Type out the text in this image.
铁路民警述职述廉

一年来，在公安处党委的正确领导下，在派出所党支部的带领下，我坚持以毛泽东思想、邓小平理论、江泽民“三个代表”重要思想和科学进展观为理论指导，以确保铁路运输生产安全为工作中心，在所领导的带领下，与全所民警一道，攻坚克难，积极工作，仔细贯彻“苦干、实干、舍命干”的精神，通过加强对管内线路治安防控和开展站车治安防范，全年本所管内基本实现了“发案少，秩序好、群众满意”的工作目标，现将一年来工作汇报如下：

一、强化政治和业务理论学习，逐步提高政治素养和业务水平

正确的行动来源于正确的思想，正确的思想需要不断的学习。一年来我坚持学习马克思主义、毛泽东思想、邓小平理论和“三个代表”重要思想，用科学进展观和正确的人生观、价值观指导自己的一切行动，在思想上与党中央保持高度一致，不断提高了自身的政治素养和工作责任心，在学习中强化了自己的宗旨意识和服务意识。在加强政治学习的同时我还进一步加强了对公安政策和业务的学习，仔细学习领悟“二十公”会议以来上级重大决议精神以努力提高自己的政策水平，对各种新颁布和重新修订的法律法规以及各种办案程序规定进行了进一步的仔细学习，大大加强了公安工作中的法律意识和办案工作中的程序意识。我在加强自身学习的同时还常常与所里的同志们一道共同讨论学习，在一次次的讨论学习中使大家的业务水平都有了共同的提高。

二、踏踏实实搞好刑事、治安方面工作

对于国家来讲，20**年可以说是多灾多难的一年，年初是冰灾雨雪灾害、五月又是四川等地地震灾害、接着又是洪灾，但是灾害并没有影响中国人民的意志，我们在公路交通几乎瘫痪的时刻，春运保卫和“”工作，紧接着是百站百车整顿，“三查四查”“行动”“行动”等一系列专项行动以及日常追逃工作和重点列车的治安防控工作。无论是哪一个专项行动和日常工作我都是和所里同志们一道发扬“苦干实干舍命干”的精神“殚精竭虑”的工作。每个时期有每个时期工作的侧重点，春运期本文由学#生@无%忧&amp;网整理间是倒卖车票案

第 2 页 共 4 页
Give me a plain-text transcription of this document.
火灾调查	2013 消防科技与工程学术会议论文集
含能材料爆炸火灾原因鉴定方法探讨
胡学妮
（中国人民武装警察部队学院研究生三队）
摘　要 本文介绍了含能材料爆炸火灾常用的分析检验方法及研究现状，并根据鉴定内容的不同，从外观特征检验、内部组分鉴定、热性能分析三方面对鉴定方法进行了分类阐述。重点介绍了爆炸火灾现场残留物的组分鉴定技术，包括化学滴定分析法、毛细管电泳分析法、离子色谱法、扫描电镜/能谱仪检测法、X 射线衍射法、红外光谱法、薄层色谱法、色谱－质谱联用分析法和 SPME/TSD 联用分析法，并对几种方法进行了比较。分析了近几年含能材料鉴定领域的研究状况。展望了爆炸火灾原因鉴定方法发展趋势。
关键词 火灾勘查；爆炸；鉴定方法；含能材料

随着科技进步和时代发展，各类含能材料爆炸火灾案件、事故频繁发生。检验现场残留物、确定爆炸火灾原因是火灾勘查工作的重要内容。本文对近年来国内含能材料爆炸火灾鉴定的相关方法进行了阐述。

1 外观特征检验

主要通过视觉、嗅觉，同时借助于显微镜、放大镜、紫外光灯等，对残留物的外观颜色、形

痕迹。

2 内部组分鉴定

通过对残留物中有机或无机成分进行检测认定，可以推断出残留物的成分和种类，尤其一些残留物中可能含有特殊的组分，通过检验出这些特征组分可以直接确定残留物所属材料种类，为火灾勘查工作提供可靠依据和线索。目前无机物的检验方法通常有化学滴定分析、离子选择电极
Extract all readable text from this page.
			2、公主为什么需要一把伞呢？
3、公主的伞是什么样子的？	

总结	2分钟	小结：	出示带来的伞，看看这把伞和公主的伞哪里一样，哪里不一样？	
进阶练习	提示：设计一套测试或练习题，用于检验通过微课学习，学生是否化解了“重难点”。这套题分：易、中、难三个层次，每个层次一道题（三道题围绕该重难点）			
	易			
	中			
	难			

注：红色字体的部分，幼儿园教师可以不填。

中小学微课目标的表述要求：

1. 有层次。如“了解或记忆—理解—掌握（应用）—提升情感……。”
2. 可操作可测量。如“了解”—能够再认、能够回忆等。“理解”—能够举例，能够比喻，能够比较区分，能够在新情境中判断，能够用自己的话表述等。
○ ○ ○ ○
:: Work to be completed ::
Of the lines in the listing above, how many hold the string "this"? Reply with the number only.

:: Answer to the problem ::
3